- _WHAT YOU NEED TO DO_: Locate and copy each line in the data that contains the word "this".

- _Dataset items_:
....

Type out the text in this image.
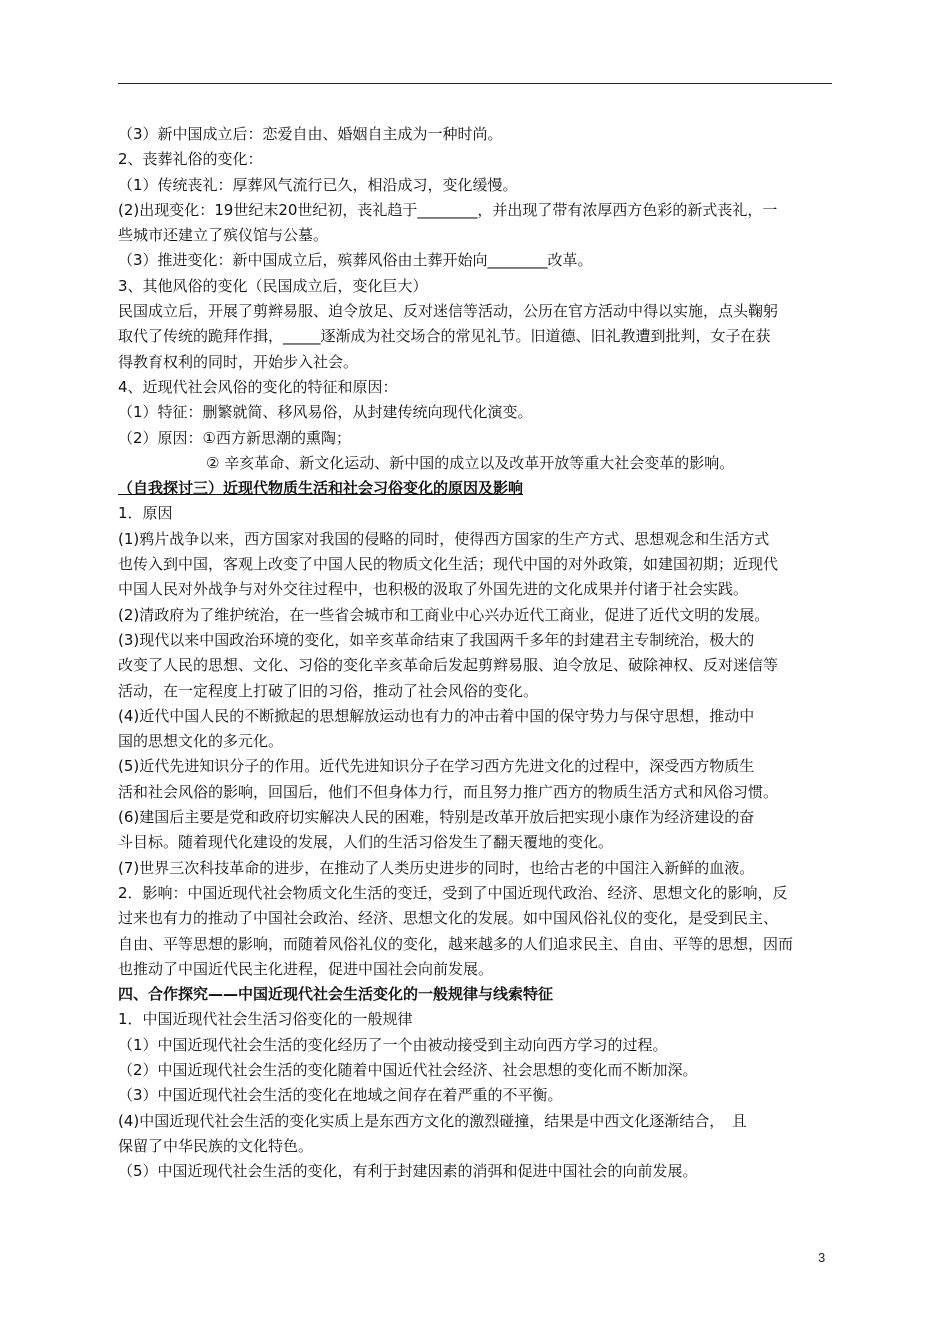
（3）新中国成立后：恋爱自由、婚姻自主成为一种时尚。

2、丧葬礼俗的变化：

（1）传统丧礼：厚葬风气流行已久，相沿成习，变化缓慢。

(2)出现变化：19世纪末20世纪初，丧礼趋于________，并出现了带有浓厚西方色彩的新式丧礼，一

些城市还建立了殡仪馆与公墓。

（3）推进变化：新中国成立后，殡葬风俗由土葬开始向________改革。

3、其他风俗的变化（民国成立后，变化巨大）

民国成立后，开展了剪辫易服、迫令放足、反对迷信等活动，公历在官方活动中得以实施，点头鞠躬

取代了传统的跪拜作揖，_____逐渐成为社交场合的常见礼节。旧道德、旧礼教遭到批判，女子在获

得教育权利的同时，开始步入社会。

4、近现代社会风俗的变化的特征和原因：

（1）特征：删繁就简、移风易俗，从封建传统向现代化演变。

（2）原因：①西方新思潮的熏陶；

② 辛亥革命、新文化运动、新中国的成立以及改革开放等重大社会变革的影响。

（自我探讨三）近现代物质生活和社会习俗变化的原因及影响

1．原因

(1)鸦片战争以来，西方国家对我国的侵略的同时，使得西方国家的生产方式、思想观念和生活方式

也传入到中国，客观上改变了中国人民的物质文化生活；现代中国的对外政策，如建国初期；近现代

中国人民对外战争与对外交往过程中，也积极的汲取了外国先进的文化成果并付诸于社会实践。

(2)清政府为了维护统治，在一些省会城市和工商业中心兴办近代工商业，促进了近代文明的发展。

(3)现代以来中国政治环境的变化，如辛亥革命结束了我国两千多年的封建君主专制统治，极大的

改变了人民的思想、文化、习俗的变化辛亥革命后发起剪辫易服、迫令放足、破除神权、反对迷信等

活动，在一定程度上打破了旧的习俗，推动了社会风俗的变化。

(4)近代中国人民的不断掀起的思想解放运动也有力的冲击着中国的保守势力与保守思想，推动中

国的思想文化的多元化。

(5)近代先进知识分子的作用。近代先进知识分子在学习西方先进文化的过程中，深受西方物质生

活和社会风俗的影响，回国后，他们不但身体力行，而且努力推广西方的物质生活方式和风俗习惯。

(6)建国后主要是党和政府切实解决人民的困难，特别是改革开放后把实现小康作为经济建设的奋

斗目标。随着现代化建设的发展，人们的生活习俗发生了翻天覆地的变化。

(7)世界三次科技革命的进步，在推动了人类历史进步的同时，也给古老的中国注入新鲜的血液。

2．影响：中国近现代社会物质文化生活的变迁，受到了中国近现代政治、经济、思想文化的影响，反

过来也有力的推动了中国社会政治、经济、思想文化的发展。如中国风俗礼仪的变化，是受到民主、

自由、平等思想的影响，而随着风俗礼仪的变化，越来越多的人们追求民主、自由、平等的思想，因而

也推动了中国近代民主化进程，促进中国社会向前发展。

四、合作探究——中国近现代社会生活变化的一般规律与线索特征

1．中国近现代社会生活习俗变化的一般规律

（1）中国近现代社会生活的变化经历了一个由被动接受到主动向西方学习的过程。

（2）中国近现代社会生活的变化随着中国近代社会经济、社会思想的变化而不断加深。

（3）中国近现代社会生活的变化在地域之间存在着严重的不平衡。

(4)中国近现代社会生活的变化实质上是东西方文化的激烈碰撞，结果是中西文化逐渐结合，　且

保留了中华民族的文化特色。

（5）中国近现代社会生活的变化，有利于封建因素的消弭和促进中国社会的向前发展。

3
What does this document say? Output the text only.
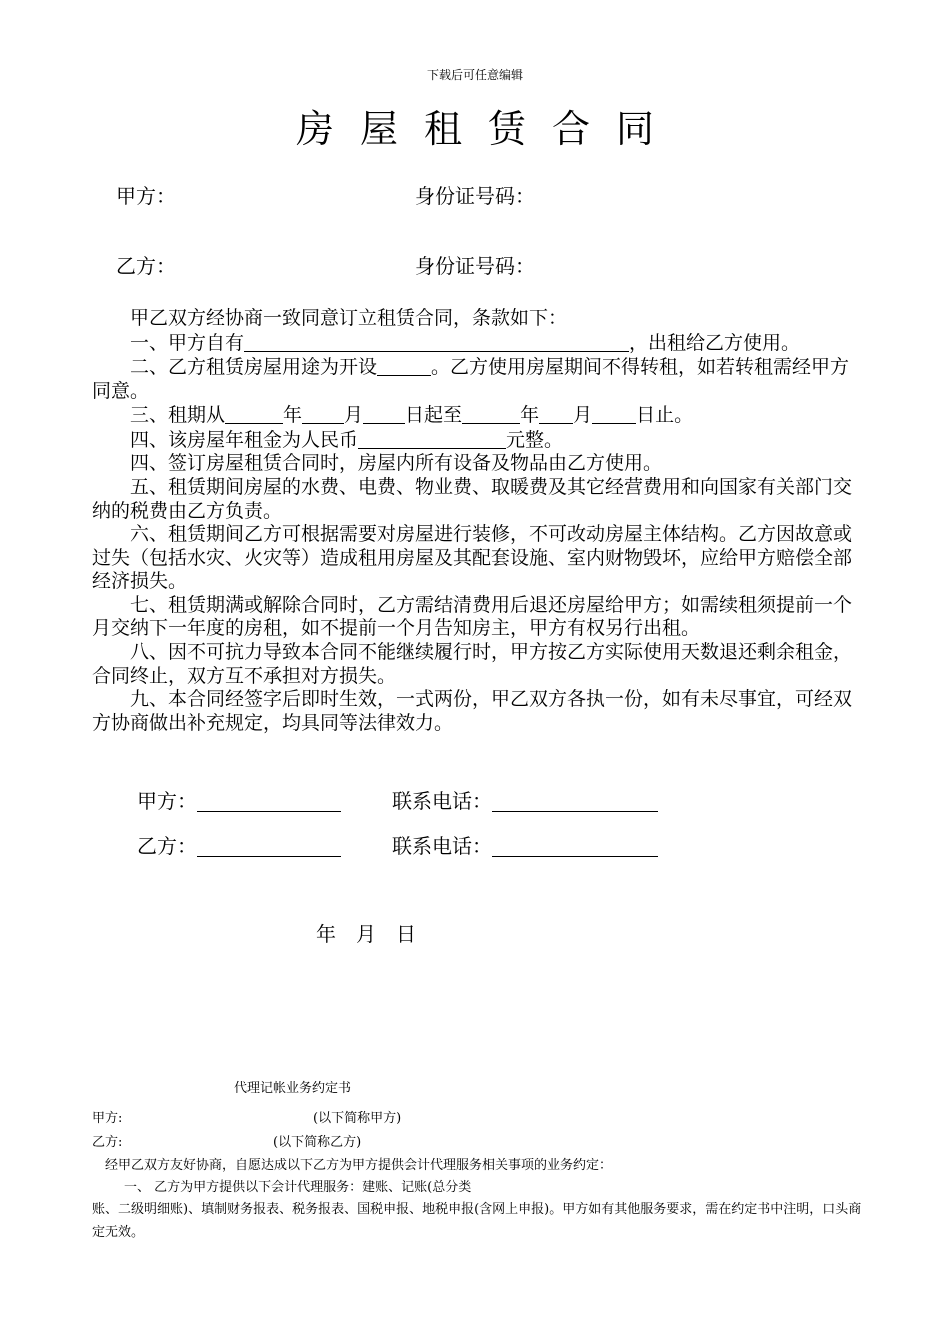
下载后可任意编辑
房屋租赁合同
甲方：	身份证号码：
乙方：	身份证号码：

甲乙双方经协商一致同意订立租赁合同，条款如下：

一、甲方自有	，出租给乙方使用。

二、乙方租赁房屋用途为开设	。乙方使用房屋期间不得转租，如若转租需经甲方同意。

三、租期从	年 月 日起至	年 月 日止。

四、该房屋年租金为人民币	元整。

四、签订房屋租赁合同时，房屋内所有设备及物品由乙方使用。

五、租赁期间房屋的水费、电费、物业费、取暖费及其它经营费用和向国家有关部门交纳的税费由乙方负责。

六、租赁期间乙方可根据需要对房屋进行装修，不可改动房屋主体结构。乙方因故意或过失（包括水灾、火灾等）造成租用房屋及其配套设施、室内财物毁坏，应给甲方赔偿全部经济损失。

七、租赁期满或解除合同时，乙方需结清费用后退还房屋给甲方；如需续租须提前一个月交纳下一年度的房租，如不提前一个月告知房主，甲方有权另行出租。

八、因不可抗力导致本合同不能继续履行时，甲方按乙方实际使用天数退还剩余租金，合同终止，双方互不承担对方损失。

九、本合同经签字后即时生效，一式两份，甲乙双方各执一份，如有未尽事宜，可经双方协商做出补充规定，均具同等法律效力。

甲方：	联系电话：
乙方：	联系电话：
年 月 日
代理记帐业务约定书
甲方:	(以下简称甲方)
乙方:	(以下简称乙方)
经甲乙双方友好协商，自愿达成以下乙方为甲方提供会计代理服务相关事项的业务约定：
一、 乙方为甲方提供以下会计代理服务：建账、记账(总分类
账、二级明细账)、填制财务报表、税务报表、国税申报、地税申报(含网上申报)。甲方如有其他服务要求，需在约定书中注明，口头商定无效。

....

- _EXPECTED OUTPUT_:
Type out the text in this image.
What does this document say? Output the text only.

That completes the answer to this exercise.